Task statement: Of the lines in the records that follow, how many include the word "Presley"? Answer with a bare number.

Stored entries
------------------------------------------------------------
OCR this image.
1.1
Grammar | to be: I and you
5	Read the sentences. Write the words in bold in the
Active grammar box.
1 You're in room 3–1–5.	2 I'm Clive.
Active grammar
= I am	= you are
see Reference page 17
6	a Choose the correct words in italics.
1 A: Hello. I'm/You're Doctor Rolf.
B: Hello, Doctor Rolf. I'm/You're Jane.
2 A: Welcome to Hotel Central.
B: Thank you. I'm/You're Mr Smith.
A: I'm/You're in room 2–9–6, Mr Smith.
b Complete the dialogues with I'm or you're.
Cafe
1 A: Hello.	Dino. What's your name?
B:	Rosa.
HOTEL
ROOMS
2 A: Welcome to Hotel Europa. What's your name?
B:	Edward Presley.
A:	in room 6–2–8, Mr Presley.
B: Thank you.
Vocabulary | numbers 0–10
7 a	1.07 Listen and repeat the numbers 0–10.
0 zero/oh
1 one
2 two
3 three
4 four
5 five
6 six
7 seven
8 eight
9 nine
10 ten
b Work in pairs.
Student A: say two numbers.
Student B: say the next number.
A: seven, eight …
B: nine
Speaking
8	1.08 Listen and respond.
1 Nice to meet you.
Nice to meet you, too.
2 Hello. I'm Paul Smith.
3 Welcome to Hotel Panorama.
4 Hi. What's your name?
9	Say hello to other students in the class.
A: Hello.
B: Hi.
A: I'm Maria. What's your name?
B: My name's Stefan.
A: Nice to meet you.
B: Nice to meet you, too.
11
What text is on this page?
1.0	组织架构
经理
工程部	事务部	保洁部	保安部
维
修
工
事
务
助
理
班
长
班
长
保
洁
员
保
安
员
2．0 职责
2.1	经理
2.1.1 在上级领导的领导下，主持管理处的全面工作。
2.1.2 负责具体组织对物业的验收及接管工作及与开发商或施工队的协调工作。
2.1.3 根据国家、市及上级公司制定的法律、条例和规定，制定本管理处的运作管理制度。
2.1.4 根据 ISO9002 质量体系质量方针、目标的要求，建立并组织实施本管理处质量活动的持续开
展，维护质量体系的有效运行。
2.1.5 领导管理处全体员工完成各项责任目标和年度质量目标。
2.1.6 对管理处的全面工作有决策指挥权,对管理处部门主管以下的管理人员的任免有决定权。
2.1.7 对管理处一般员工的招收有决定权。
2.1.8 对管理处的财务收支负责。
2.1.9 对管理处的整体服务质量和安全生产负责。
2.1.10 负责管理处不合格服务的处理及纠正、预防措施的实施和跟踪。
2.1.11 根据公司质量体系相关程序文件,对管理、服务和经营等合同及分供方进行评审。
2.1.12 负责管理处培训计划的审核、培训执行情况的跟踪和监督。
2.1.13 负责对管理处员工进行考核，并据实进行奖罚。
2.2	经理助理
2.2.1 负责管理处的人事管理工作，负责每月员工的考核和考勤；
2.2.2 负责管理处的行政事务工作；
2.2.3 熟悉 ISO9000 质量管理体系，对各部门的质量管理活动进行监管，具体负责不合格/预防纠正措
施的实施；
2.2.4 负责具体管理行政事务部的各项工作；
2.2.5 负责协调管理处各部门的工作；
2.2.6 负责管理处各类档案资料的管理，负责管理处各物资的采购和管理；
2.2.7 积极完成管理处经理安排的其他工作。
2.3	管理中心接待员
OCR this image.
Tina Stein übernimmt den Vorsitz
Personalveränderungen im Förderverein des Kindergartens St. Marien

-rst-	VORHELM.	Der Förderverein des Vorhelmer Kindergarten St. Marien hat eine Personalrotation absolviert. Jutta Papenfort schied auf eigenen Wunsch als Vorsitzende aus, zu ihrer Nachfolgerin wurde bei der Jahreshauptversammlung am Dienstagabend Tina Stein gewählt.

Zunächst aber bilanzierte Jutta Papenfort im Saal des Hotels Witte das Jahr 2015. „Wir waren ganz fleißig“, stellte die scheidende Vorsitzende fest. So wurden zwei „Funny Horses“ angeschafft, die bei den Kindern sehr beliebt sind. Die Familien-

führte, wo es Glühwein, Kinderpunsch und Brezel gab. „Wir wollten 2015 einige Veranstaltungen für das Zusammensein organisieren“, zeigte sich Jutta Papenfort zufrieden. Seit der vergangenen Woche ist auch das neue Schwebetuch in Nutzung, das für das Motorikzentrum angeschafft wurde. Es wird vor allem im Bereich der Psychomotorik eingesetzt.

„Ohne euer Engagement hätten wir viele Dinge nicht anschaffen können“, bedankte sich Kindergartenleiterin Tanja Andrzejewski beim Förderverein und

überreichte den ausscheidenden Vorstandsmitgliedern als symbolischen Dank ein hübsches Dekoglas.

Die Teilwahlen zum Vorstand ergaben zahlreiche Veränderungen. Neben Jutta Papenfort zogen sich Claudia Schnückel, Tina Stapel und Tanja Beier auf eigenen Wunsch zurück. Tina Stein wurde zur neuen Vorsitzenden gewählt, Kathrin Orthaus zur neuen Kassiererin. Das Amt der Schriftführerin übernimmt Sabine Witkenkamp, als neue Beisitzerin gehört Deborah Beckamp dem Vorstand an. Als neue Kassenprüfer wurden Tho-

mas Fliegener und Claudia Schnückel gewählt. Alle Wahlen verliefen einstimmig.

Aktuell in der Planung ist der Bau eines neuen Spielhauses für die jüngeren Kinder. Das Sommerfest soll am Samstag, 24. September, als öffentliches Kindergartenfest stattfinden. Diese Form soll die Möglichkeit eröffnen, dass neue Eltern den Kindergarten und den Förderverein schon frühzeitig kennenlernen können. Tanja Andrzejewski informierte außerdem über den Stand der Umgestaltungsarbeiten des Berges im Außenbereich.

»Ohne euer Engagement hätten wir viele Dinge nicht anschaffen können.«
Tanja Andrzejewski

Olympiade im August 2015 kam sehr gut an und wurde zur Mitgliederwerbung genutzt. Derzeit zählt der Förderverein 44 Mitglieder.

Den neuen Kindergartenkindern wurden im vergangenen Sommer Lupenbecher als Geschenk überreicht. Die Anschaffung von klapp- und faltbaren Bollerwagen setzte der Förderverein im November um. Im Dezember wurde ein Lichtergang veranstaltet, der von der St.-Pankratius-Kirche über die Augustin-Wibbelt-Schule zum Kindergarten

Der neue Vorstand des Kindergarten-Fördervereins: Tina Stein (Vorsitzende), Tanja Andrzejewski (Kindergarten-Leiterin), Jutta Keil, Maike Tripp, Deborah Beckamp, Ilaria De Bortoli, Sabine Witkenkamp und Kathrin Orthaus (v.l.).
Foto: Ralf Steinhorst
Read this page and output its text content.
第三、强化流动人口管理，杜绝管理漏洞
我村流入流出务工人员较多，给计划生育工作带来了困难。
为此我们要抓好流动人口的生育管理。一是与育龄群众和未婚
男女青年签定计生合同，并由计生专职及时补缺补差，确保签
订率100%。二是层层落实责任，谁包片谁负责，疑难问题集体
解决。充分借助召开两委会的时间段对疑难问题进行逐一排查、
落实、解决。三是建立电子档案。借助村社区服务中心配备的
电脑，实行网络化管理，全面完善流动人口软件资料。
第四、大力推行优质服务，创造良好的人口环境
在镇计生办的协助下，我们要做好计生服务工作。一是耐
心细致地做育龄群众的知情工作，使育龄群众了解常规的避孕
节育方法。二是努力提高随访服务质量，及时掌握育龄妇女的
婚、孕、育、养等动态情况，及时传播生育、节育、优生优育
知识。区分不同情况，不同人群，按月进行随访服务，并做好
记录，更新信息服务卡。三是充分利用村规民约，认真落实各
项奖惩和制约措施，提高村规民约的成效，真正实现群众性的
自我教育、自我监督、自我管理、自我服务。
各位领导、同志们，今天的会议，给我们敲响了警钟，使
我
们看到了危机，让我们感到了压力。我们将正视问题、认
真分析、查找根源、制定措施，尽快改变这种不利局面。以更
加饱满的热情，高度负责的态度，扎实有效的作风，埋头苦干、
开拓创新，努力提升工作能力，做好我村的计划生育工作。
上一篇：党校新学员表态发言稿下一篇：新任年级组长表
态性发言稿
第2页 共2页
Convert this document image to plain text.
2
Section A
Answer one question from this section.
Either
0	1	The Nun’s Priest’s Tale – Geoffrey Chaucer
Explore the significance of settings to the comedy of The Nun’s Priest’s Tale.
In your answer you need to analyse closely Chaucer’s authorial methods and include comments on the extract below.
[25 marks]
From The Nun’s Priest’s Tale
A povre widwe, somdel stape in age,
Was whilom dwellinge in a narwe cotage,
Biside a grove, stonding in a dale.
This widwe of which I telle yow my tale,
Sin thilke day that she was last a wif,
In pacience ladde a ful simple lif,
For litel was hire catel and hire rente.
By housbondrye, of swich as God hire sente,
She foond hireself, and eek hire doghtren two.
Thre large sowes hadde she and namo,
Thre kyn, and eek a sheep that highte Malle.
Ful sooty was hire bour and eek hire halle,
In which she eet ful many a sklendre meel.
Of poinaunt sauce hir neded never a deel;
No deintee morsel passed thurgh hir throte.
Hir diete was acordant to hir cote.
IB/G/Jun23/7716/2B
------------------------------------------------------------
Answer to this task: 2